*Given instruction*: In the material below, reproduce verbatim every line from the one containing "y-tick-label: 0.75: [47, 222, 80, 236]" through the one containing "x-tick-label: Webis: [369, 350, 417, 364]", both included.

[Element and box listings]
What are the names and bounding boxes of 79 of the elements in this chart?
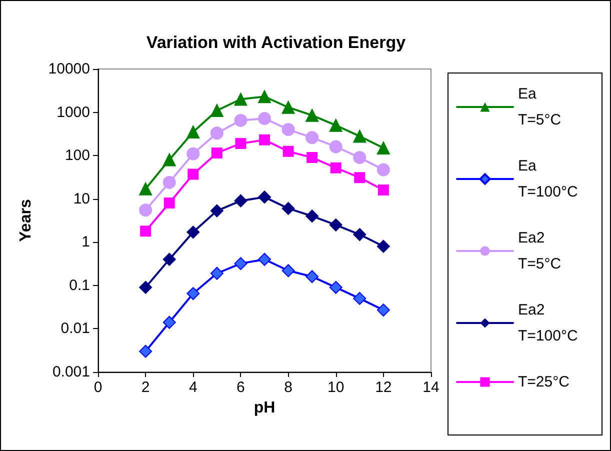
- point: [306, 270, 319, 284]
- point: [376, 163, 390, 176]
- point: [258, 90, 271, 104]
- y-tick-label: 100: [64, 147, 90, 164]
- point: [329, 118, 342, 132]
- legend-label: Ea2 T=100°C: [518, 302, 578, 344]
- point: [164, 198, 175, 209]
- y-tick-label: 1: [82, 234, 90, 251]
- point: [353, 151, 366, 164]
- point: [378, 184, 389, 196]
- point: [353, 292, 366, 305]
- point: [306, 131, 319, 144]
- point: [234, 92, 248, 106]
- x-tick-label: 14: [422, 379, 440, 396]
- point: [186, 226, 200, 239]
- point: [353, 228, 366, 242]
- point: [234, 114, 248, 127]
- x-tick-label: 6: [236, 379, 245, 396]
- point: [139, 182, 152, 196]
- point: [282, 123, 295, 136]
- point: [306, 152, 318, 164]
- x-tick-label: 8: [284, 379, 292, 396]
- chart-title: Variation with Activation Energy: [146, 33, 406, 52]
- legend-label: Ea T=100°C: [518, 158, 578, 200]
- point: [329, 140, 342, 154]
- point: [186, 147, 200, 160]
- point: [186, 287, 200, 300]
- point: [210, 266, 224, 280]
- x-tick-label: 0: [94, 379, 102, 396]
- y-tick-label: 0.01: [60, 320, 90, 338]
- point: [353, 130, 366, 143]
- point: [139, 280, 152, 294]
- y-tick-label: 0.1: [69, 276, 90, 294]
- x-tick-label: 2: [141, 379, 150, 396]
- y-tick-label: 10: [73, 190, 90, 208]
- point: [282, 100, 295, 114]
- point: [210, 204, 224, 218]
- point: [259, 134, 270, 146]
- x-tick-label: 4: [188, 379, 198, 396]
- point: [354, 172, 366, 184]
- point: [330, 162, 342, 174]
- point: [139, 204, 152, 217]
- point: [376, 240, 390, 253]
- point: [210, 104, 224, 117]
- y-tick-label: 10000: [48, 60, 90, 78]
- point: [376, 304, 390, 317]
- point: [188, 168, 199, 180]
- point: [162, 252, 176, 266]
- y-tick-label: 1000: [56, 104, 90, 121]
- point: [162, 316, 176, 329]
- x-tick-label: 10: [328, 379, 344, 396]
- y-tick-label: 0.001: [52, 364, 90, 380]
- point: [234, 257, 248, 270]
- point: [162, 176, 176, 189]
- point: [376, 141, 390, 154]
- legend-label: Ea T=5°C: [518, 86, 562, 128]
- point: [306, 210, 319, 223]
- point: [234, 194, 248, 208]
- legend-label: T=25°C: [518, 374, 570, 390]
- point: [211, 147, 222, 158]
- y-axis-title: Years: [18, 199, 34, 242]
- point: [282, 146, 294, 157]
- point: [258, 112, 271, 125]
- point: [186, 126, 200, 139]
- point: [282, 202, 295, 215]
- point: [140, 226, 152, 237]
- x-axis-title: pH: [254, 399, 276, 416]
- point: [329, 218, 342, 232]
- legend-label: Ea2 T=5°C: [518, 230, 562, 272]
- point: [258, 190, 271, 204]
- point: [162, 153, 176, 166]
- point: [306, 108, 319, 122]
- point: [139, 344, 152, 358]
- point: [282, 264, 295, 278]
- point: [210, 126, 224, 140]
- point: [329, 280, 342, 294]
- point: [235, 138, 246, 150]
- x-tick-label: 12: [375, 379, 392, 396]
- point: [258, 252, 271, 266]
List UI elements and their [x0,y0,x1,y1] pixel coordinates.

...

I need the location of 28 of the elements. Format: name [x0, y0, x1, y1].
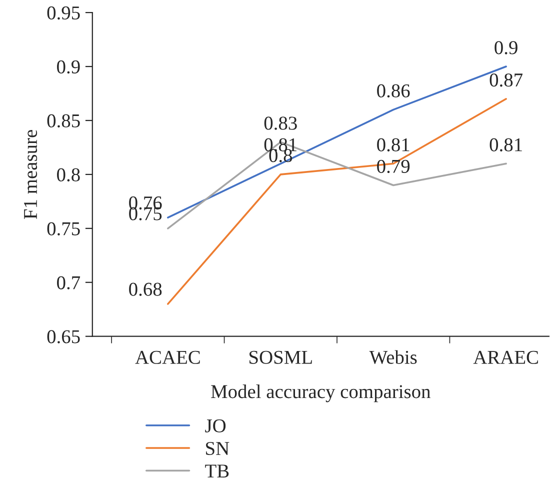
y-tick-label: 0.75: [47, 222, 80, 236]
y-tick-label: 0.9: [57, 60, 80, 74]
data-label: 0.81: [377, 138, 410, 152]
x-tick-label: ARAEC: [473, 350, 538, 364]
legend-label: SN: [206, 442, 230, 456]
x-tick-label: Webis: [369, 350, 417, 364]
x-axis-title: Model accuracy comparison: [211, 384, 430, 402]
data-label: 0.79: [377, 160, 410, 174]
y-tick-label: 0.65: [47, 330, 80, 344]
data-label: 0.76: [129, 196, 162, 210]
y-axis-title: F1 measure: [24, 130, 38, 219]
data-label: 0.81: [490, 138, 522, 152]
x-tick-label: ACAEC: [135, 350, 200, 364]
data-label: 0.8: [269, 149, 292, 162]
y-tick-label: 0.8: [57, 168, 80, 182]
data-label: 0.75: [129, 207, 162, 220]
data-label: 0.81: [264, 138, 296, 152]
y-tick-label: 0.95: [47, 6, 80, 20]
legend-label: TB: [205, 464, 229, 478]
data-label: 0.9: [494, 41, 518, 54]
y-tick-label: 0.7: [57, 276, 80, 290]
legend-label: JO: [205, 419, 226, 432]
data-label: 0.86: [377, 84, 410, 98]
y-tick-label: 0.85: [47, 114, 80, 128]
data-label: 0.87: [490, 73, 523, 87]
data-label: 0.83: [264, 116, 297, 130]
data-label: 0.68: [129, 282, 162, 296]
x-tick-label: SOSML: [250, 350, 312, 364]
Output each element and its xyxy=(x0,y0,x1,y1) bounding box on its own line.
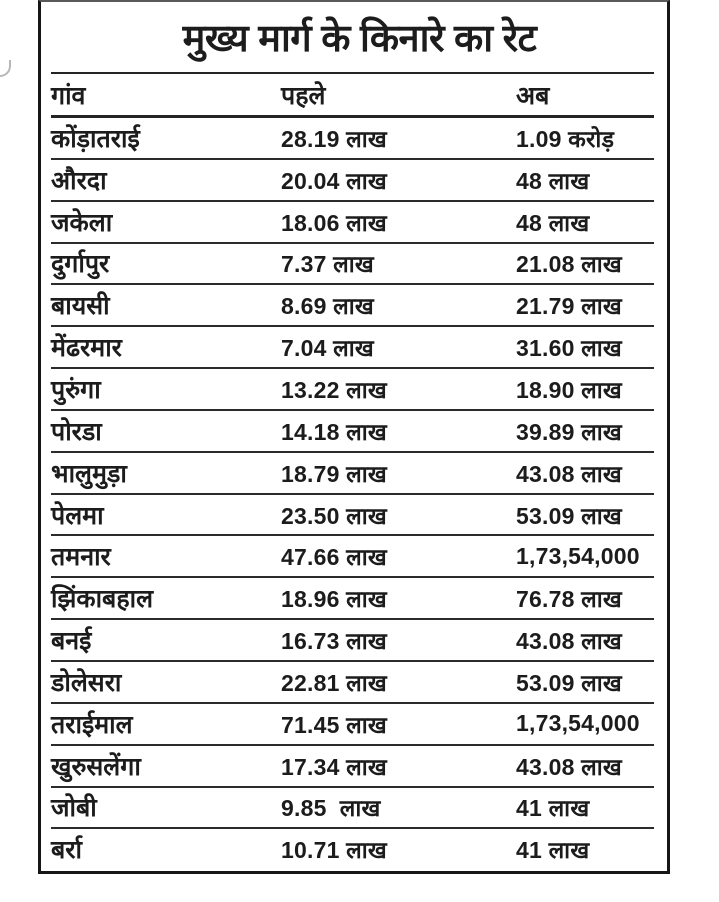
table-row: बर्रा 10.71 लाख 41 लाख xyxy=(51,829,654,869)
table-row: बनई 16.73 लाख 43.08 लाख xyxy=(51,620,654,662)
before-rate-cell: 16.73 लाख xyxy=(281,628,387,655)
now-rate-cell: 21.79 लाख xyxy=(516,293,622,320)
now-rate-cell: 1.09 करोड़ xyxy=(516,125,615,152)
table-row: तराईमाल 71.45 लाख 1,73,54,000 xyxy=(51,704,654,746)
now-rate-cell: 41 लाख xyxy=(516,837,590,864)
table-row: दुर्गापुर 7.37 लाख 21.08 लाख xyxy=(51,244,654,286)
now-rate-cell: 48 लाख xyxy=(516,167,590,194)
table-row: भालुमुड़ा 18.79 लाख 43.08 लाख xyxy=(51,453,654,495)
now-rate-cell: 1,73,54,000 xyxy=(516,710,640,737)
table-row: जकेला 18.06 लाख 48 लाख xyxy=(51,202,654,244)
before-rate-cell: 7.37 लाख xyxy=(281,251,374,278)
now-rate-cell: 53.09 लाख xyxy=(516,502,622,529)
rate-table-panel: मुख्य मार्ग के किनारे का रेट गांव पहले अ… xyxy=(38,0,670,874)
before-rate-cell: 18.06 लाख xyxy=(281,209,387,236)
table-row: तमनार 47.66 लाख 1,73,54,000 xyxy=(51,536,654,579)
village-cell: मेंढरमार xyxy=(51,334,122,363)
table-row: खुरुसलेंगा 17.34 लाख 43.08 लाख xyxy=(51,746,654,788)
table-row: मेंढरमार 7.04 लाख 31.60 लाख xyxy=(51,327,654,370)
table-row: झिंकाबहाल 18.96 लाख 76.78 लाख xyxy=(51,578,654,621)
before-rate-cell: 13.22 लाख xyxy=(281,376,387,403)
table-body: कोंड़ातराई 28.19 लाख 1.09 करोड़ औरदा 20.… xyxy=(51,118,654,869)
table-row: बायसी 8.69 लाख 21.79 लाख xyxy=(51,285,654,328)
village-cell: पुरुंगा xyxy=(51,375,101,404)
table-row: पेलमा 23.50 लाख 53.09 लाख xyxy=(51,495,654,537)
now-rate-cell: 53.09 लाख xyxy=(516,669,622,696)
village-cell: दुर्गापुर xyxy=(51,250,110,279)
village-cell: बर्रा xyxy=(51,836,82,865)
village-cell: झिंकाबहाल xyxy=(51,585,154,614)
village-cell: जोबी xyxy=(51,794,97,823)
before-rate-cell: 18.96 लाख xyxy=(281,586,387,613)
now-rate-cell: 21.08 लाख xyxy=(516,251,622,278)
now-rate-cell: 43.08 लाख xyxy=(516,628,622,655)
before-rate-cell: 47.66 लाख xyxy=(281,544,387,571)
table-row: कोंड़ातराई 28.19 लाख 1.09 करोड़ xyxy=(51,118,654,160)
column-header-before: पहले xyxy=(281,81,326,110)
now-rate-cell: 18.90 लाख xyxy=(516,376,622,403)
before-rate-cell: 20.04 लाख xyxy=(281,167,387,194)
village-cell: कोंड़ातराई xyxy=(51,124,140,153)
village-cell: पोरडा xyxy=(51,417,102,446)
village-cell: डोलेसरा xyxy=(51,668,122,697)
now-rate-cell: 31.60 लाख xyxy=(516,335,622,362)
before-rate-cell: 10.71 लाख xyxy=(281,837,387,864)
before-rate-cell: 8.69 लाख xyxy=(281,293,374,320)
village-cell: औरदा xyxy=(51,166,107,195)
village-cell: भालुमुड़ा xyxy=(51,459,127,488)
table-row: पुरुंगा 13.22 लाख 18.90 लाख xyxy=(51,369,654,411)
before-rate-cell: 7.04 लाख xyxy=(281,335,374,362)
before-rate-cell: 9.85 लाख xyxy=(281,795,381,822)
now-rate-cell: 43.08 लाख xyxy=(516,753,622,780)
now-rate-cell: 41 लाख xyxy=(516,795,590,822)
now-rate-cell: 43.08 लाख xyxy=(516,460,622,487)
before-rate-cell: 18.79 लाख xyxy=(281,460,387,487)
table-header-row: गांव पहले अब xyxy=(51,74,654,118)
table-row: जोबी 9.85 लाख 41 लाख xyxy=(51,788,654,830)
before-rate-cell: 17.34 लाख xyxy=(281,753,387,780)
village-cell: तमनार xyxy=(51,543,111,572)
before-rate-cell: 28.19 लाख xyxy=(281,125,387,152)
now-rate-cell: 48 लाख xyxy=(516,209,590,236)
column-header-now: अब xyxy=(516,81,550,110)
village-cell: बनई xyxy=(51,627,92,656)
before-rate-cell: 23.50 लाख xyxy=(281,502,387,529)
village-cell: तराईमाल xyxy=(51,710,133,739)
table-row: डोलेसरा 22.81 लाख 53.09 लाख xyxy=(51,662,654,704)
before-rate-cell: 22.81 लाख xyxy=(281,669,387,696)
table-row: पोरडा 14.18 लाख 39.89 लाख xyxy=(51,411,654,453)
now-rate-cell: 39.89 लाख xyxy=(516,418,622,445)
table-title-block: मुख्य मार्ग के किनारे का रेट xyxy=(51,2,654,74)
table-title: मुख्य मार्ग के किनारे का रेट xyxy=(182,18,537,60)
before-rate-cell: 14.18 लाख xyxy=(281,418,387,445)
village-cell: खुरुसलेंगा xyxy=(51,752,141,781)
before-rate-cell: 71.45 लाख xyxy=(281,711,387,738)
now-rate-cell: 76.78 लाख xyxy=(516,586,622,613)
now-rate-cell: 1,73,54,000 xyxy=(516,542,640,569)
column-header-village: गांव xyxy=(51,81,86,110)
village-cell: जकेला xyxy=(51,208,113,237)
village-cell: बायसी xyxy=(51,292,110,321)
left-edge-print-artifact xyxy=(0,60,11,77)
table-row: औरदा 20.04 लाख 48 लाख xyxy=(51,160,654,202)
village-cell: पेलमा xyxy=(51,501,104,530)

*Written response*:
y-tick-label: 0.75: [47, 222, 80, 236]
y-tick-label: 0.9: [57, 60, 80, 74]
data-label: 0.81: [377, 138, 410, 152]
x-tick-label: ARAEC: [473, 350, 538, 364]
legend-label: SN: [206, 442, 230, 456]
x-tick-label: Webis: [369, 350, 417, 364]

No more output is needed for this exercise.